What is being asked: Please set down each line of the data again, unchanged.

Data for this exercise:
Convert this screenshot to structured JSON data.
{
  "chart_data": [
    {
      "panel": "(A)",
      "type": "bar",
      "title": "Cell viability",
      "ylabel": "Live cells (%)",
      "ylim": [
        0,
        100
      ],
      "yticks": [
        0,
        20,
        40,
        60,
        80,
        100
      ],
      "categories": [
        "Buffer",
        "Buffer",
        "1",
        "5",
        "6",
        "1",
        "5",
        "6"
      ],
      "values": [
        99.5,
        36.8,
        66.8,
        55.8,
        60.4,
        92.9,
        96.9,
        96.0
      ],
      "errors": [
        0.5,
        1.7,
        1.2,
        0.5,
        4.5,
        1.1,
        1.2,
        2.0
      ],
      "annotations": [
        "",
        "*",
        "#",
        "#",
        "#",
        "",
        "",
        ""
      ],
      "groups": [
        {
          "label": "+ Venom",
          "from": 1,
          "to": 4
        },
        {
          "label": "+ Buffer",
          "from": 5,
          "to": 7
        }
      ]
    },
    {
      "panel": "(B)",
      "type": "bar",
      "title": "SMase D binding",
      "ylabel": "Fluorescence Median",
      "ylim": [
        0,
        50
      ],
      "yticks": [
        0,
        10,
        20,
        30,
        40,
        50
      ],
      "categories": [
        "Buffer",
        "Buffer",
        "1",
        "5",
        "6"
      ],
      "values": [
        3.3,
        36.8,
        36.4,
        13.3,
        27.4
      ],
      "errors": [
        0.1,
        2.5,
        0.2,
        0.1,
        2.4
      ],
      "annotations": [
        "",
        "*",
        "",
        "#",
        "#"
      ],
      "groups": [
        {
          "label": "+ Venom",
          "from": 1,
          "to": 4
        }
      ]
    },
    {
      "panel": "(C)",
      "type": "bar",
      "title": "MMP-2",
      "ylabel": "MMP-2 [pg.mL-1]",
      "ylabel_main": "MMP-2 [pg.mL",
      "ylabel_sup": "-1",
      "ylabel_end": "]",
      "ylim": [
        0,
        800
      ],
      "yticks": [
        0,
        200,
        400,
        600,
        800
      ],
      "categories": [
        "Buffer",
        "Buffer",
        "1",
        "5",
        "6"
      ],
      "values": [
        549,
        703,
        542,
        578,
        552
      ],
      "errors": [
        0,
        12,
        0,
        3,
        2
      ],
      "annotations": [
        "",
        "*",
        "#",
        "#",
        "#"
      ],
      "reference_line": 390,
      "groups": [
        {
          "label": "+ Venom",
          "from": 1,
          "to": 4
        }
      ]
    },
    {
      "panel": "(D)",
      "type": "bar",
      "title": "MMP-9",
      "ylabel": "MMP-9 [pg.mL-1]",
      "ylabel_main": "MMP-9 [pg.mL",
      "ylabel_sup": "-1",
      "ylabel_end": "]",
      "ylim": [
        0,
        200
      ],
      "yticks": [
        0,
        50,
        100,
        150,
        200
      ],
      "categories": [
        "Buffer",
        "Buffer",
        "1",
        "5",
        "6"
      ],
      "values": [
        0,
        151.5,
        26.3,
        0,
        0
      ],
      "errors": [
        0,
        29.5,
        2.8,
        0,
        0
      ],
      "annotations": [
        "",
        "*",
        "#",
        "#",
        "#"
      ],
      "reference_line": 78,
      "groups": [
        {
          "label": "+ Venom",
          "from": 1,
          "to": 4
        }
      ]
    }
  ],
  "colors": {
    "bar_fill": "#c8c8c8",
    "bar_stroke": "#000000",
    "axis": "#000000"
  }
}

Response box:
Convert this screenshot to structured JSON data.
{
  "chart_data": [
    {
      "panel": "(A)",
      "type": "bar",
      "title": "Cell viability",
      "ylabel": "Live cells (%)",
      "ylim": [
        0,
        100
      ],
      "yticks": [
        0,
        20,
        40,
        60,
        80,
        100
      ],
      "categories": [
        "Buffer",
        "Buffer",
        "1",
        "5",
        "6",
        "1",
        "5",
        "6"
      ],
      "values": [
        99.5,
        36.8,
        66.8,
        55.8,
        60.4,
        92.9,
        96.9,
        96.0
      ],
      "errors": [
        0.5,
        1.7,
        1.2,
        0.5,
        4.5,
        1.1,
        1.2,
        2.0
      ],
      "annotations": [
        "",
        "*",
        "#",
        "#",
        "#",
        "",
        "",
        ""
      ],
      "groups": [
        {
          "label": "+ Venom",
          "from": 1,
          "to": 4
        },
        {
          "label": "+ Buffer",
          "from": 5,
          "to": 7
        }
      ]
    },
    {
      "panel": "(B)",
      "type": "bar",
      "title": "SMase D binding",
      "ylabel": "Fluorescence Median",
      "ylim": [
        0,
        50
      ],
      "yticks": [
        0,
        10,
        20,
        30,
        40,
        50
      ],
      "categories": [
        "Buffer",
        "Buffer",
        "1",
        "5",
        "6"
      ],
      "values": [
        3.3,
        36.8,
        36.4,
        13.3,
        27.4
      ],
      "errors": [
        0.1,
        2.5,
        0.2,
        0.1,
        2.4
      ],
      "annotations": [
        "",
        "*",
        "",
        "#",
        "#"
      ],
      "groups": [
        {
          "label": "+ Venom",
          "from": 1,
          "to": 4
        }
      ]
    },
    {
      "panel": "(C)",
      "type": "bar",
      "title": "MMP-2",
      "ylabel": "MMP-2 [pg.mL-1]",
      "ylabel_main": "MMP-2 [pg.mL",
      "ylabel_sup": "-1",
      "ylabel_end": "]",
      "ylim": [
        0,
        800
      ],
      "yticks": [
        0,
        200,
        400,
        600,
        800
      ],
      "categories": [
        "Buffer",
        "Buffer",
        "1",
        "5",
        "6"
      ],
      "values": [
        549,
        703,
        542,
        578,
        552
      ],
      "errors": [
        0,
        12,
        0,
        3,
        2
      ],
      "annotations": [
        "",
        "*",
        "#",
        "#",
        "#"
      ],
      "reference_line": 390,
      "groups": [
        {
          "label": "+ Venom",
          "from": 1,
          "to": 4
        }
      ]
    },
    {
      "panel": "(D)",
      "type": "bar",
      "title": "MMP-9",
      "ylabel": "MMP-9 [pg.mL-1]",
      "ylabel_main": "MMP-9 [pg.mL",
      "ylabel_sup": "-1",
      "ylabel_end": "]",
      "ylim": [
        0,
        200
      ],
      "yticks": [
        0,
        50,
        100,
        150,
        200
      ],
      "categories": [
        "Buffer",
        "Buffer",
        "1",
        "5",
        "6"
      ],
      "values": [
        0,
        151.5,
        26.3,
        0,
        0
      ],
      "errors": [
        0,
        29.5,
        2.8,
        0,
        0
      ],
      "annotations": [
        "",
        "*",
        "#",
        "#",
        "#"
      ],
      "reference_line": 78,
      "groups": [
        {
          "label": "+ Venom",
          "from": 1,
          "to": 4
        }
      ]
    }
  ],
  "colors": {
    "bar_fill": "#c8c8c8",
    "bar_stroke": "#000000",
    "axis": "#000000"
  }
}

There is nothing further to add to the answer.